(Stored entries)
──────────

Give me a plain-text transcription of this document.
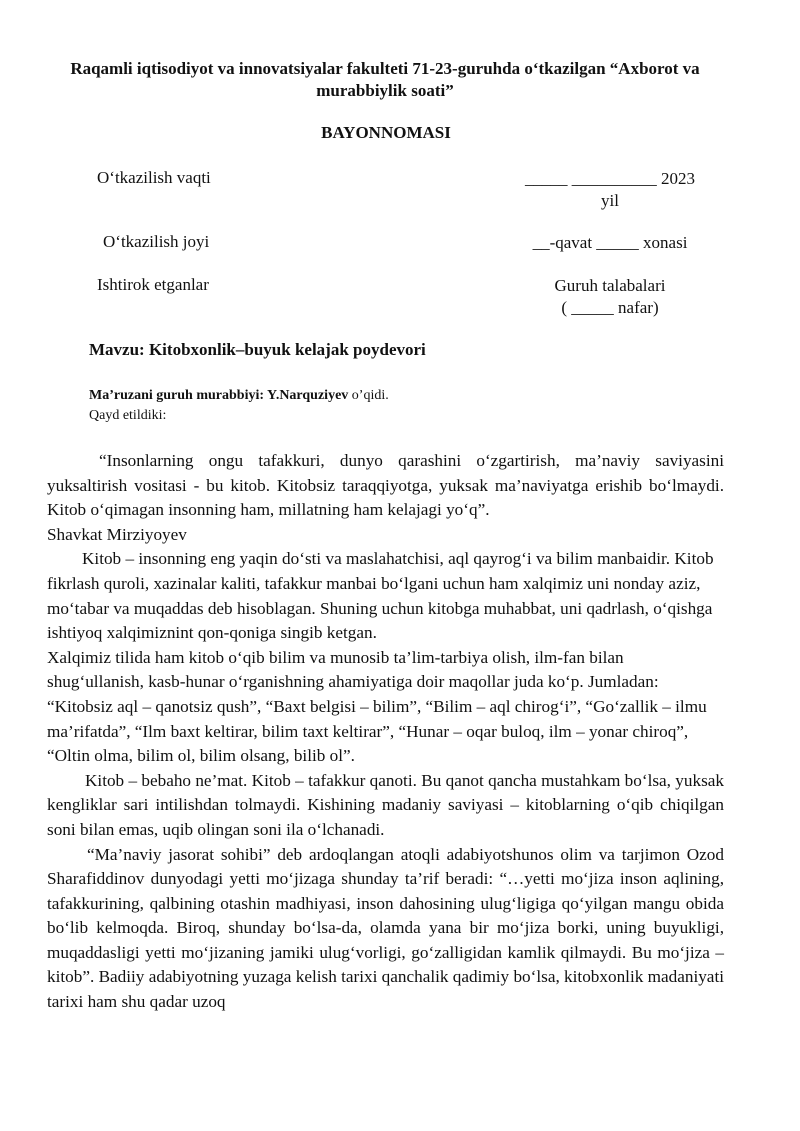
Raqamli iqtisodiyot va innovatsiyalar fakulteti 71-23-guruhda o‘tkazilgan “Axborot va murabbiylik soati”
BAYONNOMASI
O‘tkazilish vaqti	_____ __________ 2023
yil
O‘tkazilish joyi	__-qavat _____ xonasi
Ishtirok etganlar	Guruh talabalari
( _____ nafar)
Mavzu: Kitobxonlik–buyuk kelajak poydevori
Ma’ruzani guruh murabbiyi: Y.Narquziyev o’qidi.
Qayd etildiki:

“Insonlarning ongu tafakkuri, dunyo qarashini o‘zgartirish, ma’naviy saviyasini yuksaltirish vositasi - bu kitob. Kitobsiz taraqqiyotga, yuksak ma’naviyatga erishib bo‘lmaydi. Kitob o‘qimagan insonning ham, millatning ham kelajagi yo‘q”.

Shavkat Mirziyoyev

Kitob – insonning eng yaqin do‘sti va maslahatchisi, aql qayrog‘i va bilim manbaidir. Kitob fikrlash quroli, xazinalar kaliti, tafakkur manbai bo‘lgani uchun ham xalqimiz uni nonday aziz, mo‘tabar va muqaddas deb hisoblagan. Shuning uchun kitobga muhabbat, uni qadrlash, o‘qishga ishtiyoq xalqimiznint qon-qoniga singib ketgan.

Xalqimiz tilida ham kitob o‘qib bilim va munosib ta’lim-tarbiya olish, ilm-fan bilan shug‘ullanish, kasb-hunar o‘rganishning ahamiyatiga doir maqollar juda ko‘p. Jumladan: “Kitobsiz aql – qanotsiz qush”, “Baxt belgisi – bilim”, “Bilim – aql chirog‘i”, “Go‘zallik – ilmu ma’rifatda”, “Ilm baxt keltirar, bilim taxt keltirar”, “Hunar – oqar buloq, ilm – yonar chiroq”, “Oltin olma, bilim ol, bilim olsang, bilib ol”.

Kitob – bebaho ne’mat. Kitob – tafakkur qanoti. Bu qanot qancha mustahkam bo‘lsa, yuksak kengliklar sari intilishdan tolmaydi. Kishining madaniy saviyasi – kitoblarning o‘qib chiqilgan soni bilan emas, uqib olingan soni ila o‘lchanadi.

“Ma’naviy jasorat sohibi” deb ardoqlangan atoqli adabiyotshunos olim va tarjimon Ozod Sharafiddinov dunyodagi yetti mo‘jizaga shunday ta’rif beradi: “…yetti mo‘jiza inson aqlining, tafakkurining, qalbining otashin madhiyasi, inson dahosining ulug‘ligiga qo‘yilgan mangu obida bo‘lib kelmoqda. Biroq, shunday bo‘lsa-da, olamda yana bir mo‘jiza borki, uning buyukligi, muqaddasligi yetti mo‘jizaning jamiki ulug‘vorligi, go‘zalligidan kamlik qilmaydi. Bu mo‘jiza – kitob”. Badiiy adabiyotning yuzaga kelish tarixi qanchalik qadimiy bo‘lsa, kitobxonlik madaniyati tarixi ham shu qadar uzoq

──────────

> The request: From the entries above, output every line exactly and omit any image.

> Task response:
Give me a plain-text transcription of this document.
Raqamli iqtisodiyot va innovatsiyalar fakulteti 71-23-guruhda o‘tkazilgan “Axborot va murabbiylik soati”
BAYONNOMASI
O‘tkazilish vaqti	_____ __________ 2023
yil
O‘tkazilish joyi	__-qavat _____ xonasi
Ishtirok etganlar	Guruh talabalari
( _____ nafar)
Mavzu: Kitobxonlik–buyuk kelajak poydevori
Ma’ruzani guruh murabbiyi: Y.Narquziyev o’qidi.
Qayd etildiki:

“Insonlarning ongu tafakkuri, dunyo qarashini o‘zgartirish, ma’naviy saviyasini yuksaltirish vositasi - bu kitob. Kitobsiz taraqqiyotga, yuksak ma’naviyatga erishib bo‘lmaydi. Kitob o‘qimagan insonning ham, millatning ham kelajagi yo‘q”.

Shavkat Mirziyoyev

Kitob – insonning eng yaqin do‘sti va maslahatchisi, aql qayrog‘i va bilim manbaidir. Kitob fikrlash quroli, xazinalar kaliti, tafakkur manbai bo‘lgani uchun ham xalqimiz uni nonday aziz, mo‘tabar va muqaddas deb hisoblagan. Shuning uchun kitobga muhabbat, uni qadrlash, o‘qishga ishtiyoq xalqimiznint qon-qoniga singib ketgan.

Xalqimiz tilida ham kitob o‘qib bilim va munosib ta’lim-tarbiya olish, ilm-fan bilan shug‘ullanish, kasb-hunar o‘rganishning ahamiyatiga doir maqollar juda ko‘p. Jumladan: “Kitobsiz aql – qanotsiz qush”, “Baxt belgisi – bilim”, “Bilim – aql chirog‘i”, “Go‘zallik – ilmu ma’rifatda”, “Ilm baxt keltirar, bilim taxt keltirar”, “Hunar – oqar buloq, ilm – yonar chiroq”, “Oltin olma, bilim ol, bilim olsang, bilib ol”.

Kitob – bebaho ne’mat. Kitob – tafakkur qanoti. Bu qanot qancha mustahkam bo‘lsa, yuksak kengliklar sari intilishdan tolmaydi. Kishining madaniy saviyasi – kitoblarning o‘qib chiqilgan soni bilan emas, uqib olingan soni ila o‘lchanadi.

“Ma’naviy jasorat sohibi” deb ardoqlangan atoqli adabiyotshunos olim va tarjimon Ozod Sharafiddinov dunyodagi yetti mo‘jizaga shunday ta’rif beradi: “…yetti mo‘jiza inson aqlining, tafakkurining, qalbining otashin madhiyasi, inson dahosining ulug‘ligiga qo‘yilgan mangu obida bo‘lib kelmoqda. Biroq, shunday bo‘lsa-da, olamda yana bir mo‘jiza borki, uning buyukligi, muqaddasligi yetti mo‘jizaning jamiki ulug‘vorligi, go‘zalligidan kamlik qilmaydi. Bu mo‘jiza – kitob”. Badiiy adabiyotning yuzaga kelish tarixi qanchalik qadimiy bo‘lsa, kitobxonlik madaniyati tarixi ham shu qadar uzoq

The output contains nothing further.